BEGIN

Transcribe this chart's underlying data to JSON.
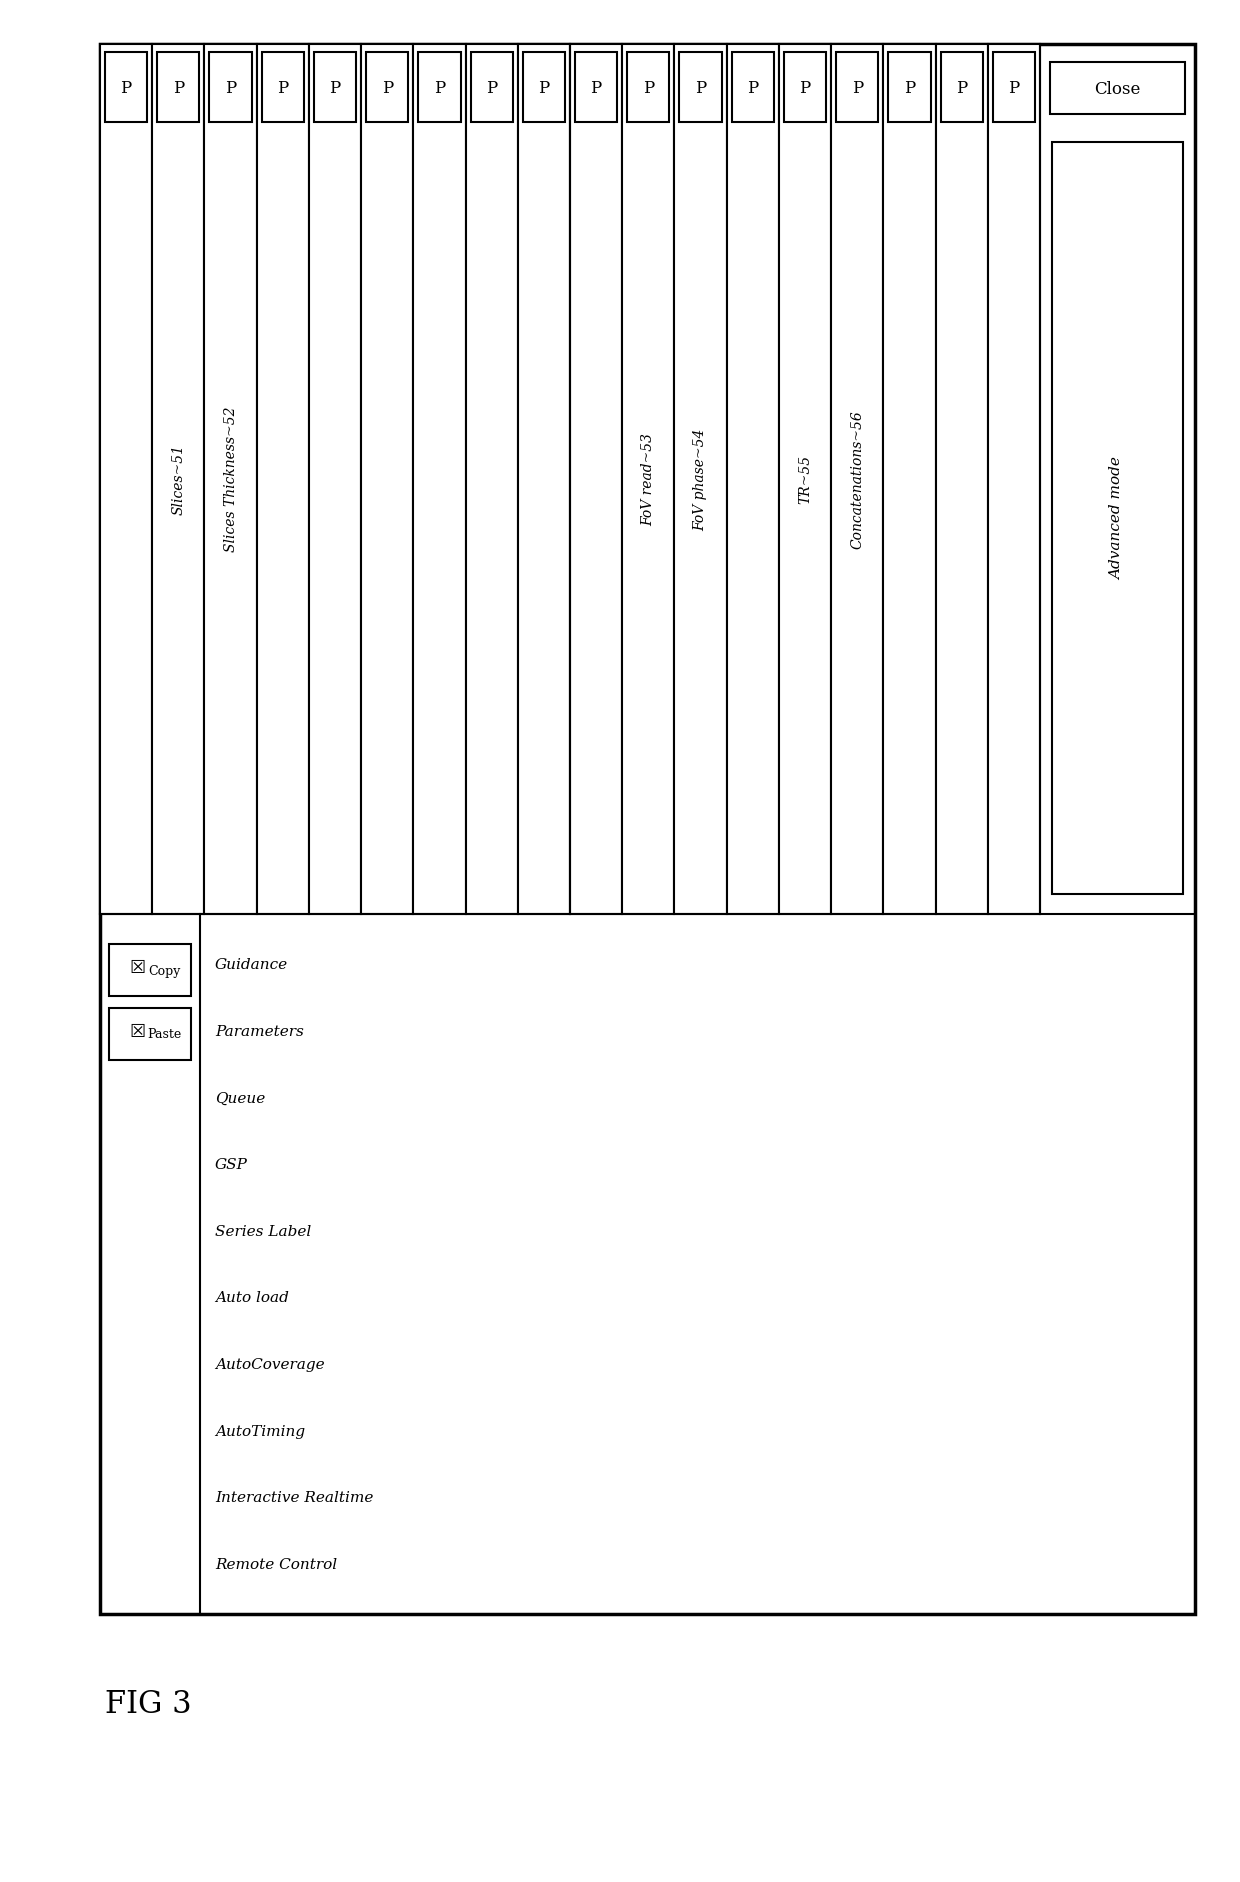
{
  "fig_width": 12.4,
  "fig_height": 18.83,
  "bg_color": "#ffffff",
  "row_labels": [
    "Guidance",
    "Parameters",
    "Queue",
    "GSP",
    "Series Label",
    "Auto load",
    "AutoCoverage",
    "AutoTiming",
    "Interactive Realtime",
    "Remote Control"
  ],
  "group1_labels": [
    "",
    "Slices~51",
    "Slices Thickness~52",
    "",
    "",
    "",
    "",
    "",
    ""
  ],
  "group2_labels": [
    "",
    "FoV read~53",
    "FoV phase~54",
    "",
    "TR~55",
    "Concatenations~56",
    "",
    "",
    ""
  ],
  "p_label": "P",
  "advanced_mode_text": "Advanced mode",
  "close_text": "Close",
  "copy_text": "Copy",
  "paste_text": "Paste",
  "fig3_text": "FIG 3"
}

END

What to work on:
Verbatim reproduction of every record is required; images are left out.

Output:
Transcribe this chart's underlying data to JSON.
{
  "fig_width": 12.4,
  "fig_height": 18.83,
  "bg_color": "#ffffff",
  "row_labels": [
    "Guidance",
    "Parameters",
    "Queue",
    "GSP",
    "Series Label",
    "Auto load",
    "AutoCoverage",
    "AutoTiming",
    "Interactive Realtime",
    "Remote Control"
  ],
  "group1_labels": [
    "",
    "Slices~51",
    "Slices Thickness~52",
    "",
    "",
    "",
    "",
    "",
    ""
  ],
  "group2_labels": [
    "",
    "FoV read~53",
    "FoV phase~54",
    "",
    "TR~55",
    "Concatenations~56",
    "",
    "",
    ""
  ],
  "p_label": "P",
  "advanced_mode_text": "Advanced mode",
  "close_text": "Close",
  "copy_text": "Copy",
  "paste_text": "Paste",
  "fig3_text": "FIG 3"
}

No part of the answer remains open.